(Data records)
_____
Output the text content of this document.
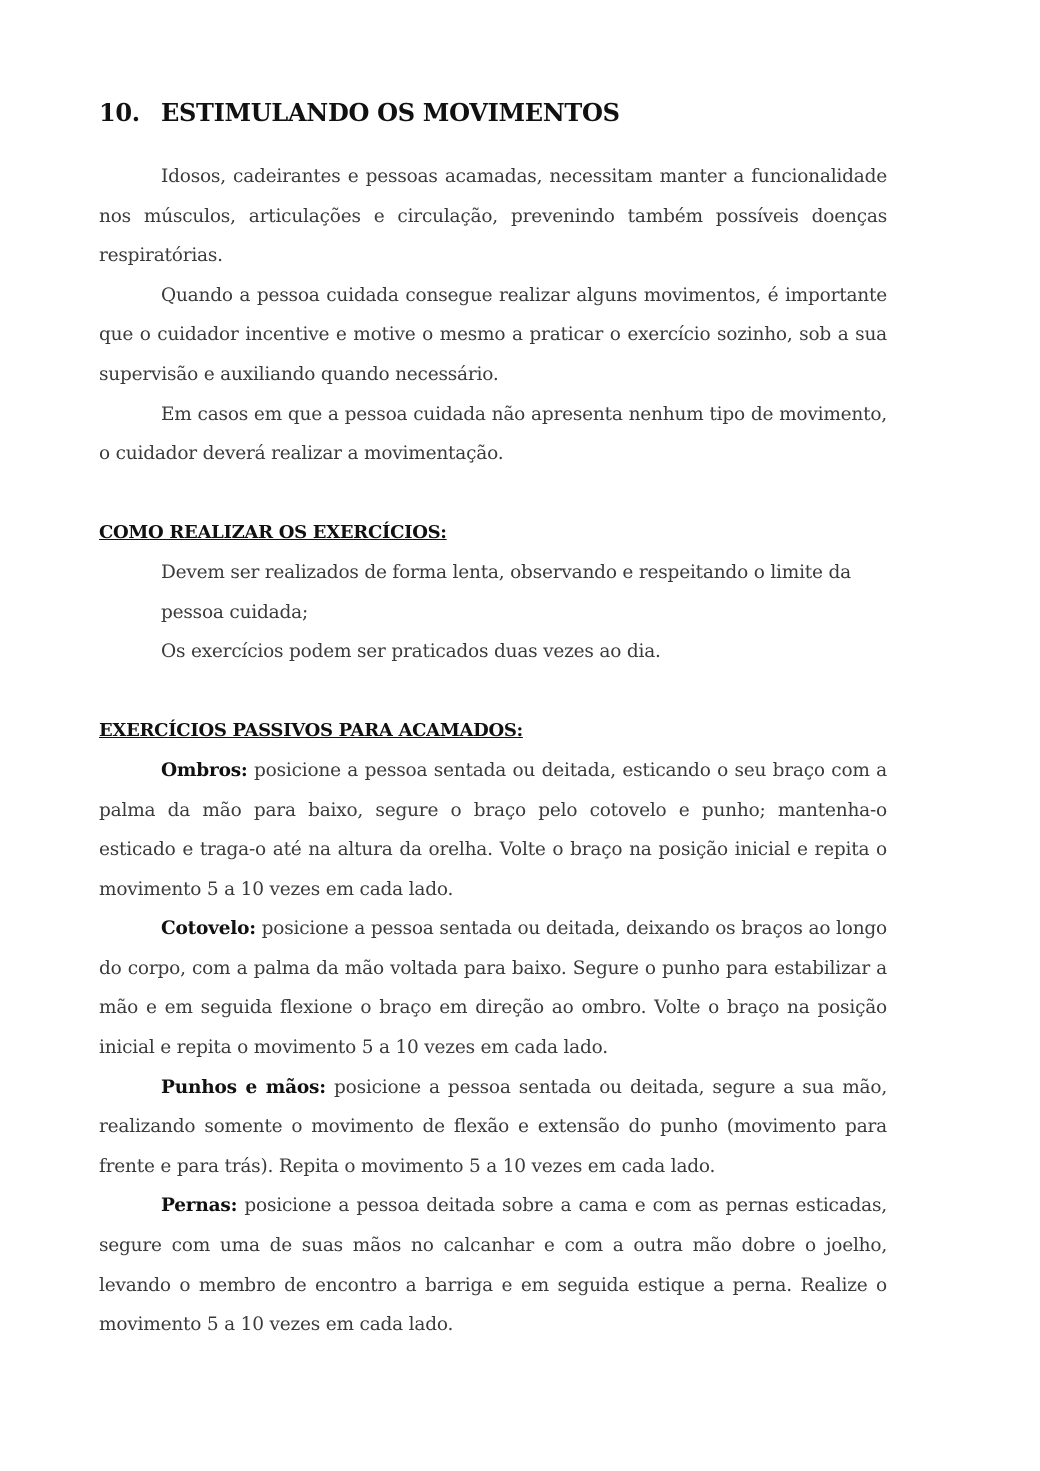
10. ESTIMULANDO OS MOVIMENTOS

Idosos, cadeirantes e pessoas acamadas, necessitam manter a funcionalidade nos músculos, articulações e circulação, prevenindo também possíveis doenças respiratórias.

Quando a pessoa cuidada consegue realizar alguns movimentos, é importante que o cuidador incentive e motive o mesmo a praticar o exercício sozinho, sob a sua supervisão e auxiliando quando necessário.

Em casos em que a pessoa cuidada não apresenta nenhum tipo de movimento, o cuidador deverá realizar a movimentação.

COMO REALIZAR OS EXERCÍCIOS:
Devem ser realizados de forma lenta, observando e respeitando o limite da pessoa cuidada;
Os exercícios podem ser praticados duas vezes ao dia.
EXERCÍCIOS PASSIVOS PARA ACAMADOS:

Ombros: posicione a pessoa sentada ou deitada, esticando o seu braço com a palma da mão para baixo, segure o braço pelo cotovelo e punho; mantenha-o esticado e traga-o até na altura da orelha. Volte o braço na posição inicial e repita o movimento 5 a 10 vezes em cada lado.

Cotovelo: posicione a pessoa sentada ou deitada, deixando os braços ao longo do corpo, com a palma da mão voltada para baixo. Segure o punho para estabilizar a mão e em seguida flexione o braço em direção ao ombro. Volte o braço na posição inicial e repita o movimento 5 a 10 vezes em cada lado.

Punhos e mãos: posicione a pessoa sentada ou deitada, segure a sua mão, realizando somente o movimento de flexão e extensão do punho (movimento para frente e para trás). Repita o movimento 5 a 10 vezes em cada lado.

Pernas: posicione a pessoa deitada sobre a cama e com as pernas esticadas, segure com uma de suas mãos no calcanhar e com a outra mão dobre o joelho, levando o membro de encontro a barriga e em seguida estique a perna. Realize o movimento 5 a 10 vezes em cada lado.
_____
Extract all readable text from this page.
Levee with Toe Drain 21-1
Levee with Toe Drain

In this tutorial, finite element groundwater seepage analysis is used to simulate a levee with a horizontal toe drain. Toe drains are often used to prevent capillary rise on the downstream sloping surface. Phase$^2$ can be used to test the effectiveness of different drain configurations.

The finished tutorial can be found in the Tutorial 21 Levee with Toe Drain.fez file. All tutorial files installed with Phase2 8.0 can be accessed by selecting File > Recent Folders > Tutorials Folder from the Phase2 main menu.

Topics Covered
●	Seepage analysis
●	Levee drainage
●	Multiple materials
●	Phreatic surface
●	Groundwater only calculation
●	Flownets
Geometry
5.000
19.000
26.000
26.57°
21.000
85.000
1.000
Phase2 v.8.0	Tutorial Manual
_____
WHAT THE TASK REQUIRES: Report only how many lines in the listing contain the string "seguida".

RESULT FOR THIS TASK: 2